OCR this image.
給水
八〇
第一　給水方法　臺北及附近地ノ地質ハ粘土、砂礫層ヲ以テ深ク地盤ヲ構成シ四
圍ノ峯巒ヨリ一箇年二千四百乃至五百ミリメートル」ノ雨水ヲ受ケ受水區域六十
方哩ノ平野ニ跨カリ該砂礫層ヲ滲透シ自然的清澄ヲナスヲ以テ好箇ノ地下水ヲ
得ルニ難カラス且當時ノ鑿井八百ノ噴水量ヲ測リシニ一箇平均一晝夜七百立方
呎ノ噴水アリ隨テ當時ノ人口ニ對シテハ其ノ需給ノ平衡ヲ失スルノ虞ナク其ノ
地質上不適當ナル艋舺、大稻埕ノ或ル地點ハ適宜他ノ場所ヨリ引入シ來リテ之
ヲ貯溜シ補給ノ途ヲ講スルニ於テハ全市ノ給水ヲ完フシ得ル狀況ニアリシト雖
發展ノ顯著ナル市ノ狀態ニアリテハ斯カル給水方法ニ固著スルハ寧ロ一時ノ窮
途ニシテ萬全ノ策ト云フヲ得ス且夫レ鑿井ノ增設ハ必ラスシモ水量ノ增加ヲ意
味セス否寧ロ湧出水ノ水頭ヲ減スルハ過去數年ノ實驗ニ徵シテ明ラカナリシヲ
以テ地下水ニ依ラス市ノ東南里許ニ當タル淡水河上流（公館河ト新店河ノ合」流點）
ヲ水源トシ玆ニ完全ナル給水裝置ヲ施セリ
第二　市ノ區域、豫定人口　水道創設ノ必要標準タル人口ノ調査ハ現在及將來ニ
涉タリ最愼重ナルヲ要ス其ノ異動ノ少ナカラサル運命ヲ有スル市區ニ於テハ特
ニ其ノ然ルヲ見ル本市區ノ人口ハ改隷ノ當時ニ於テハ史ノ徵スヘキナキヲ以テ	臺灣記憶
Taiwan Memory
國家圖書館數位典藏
**********
Quote every record above exactly.

● Response to the task
OCR this image.
給水
八〇
第一　給水方法　臺北及附近地ノ地質ハ粘土、砂礫層ヲ以テ深ク地盤ヲ構成シ四
圍ノ峯巒ヨリ一箇年二千四百乃至五百ミリメートル」ノ雨水ヲ受ケ受水區域六十
方哩ノ平野ニ跨カリ該砂礫層ヲ滲透シ自然的清澄ヲナスヲ以テ好箇ノ地下水ヲ
得ルニ難カラス且當時ノ鑿井八百ノ噴水量ヲ測リシニ一箇平均一晝夜七百立方
呎ノ噴水アリ隨テ當時ノ人口ニ對シテハ其ノ需給ノ平衡ヲ失スルノ虞ナク其ノ
地質上不適當ナル艋舺、大稻埕ノ或ル地點ハ適宜他ノ場所ヨリ引入シ來リテ之
ヲ貯溜シ補給ノ途ヲ講スルニ於テハ全市ノ給水ヲ完フシ得ル狀況ニアリシト雖
發展ノ顯著ナル市ノ狀態ニアリテハ斯カル給水方法ニ固著スルハ寧ロ一時ノ窮
途ニシテ萬全ノ策ト云フヲ得ス且夫レ鑿井ノ增設ハ必ラスシモ水量ノ增加ヲ意
味セス否寧ロ湧出水ノ水頭ヲ減スルハ過去數年ノ實驗ニ徵シテ明ラカナリシヲ
以テ地下水ニ依ラス市ノ東南里許ニ當タル淡水河上流（公館河ト新店河ノ合」流點）
ヲ水源トシ玆ニ完全ナル給水裝置ヲ施セリ
第二　市ノ區域、豫定人口　水道創設ノ必要標準タル人口ノ調査ハ現在及將來ニ
涉タリ最愼重ナルヲ要ス其ノ異動ノ少ナカラサル運命ヲ有スル市區ニ於テハ特
ニ其ノ然ルヲ見ル本市區ノ人口ハ改隷ノ當時ニ於テハ史ノ徵スヘキナキヲ以テ	臺灣記憶
Taiwan Memory
國家圖書館數位典藏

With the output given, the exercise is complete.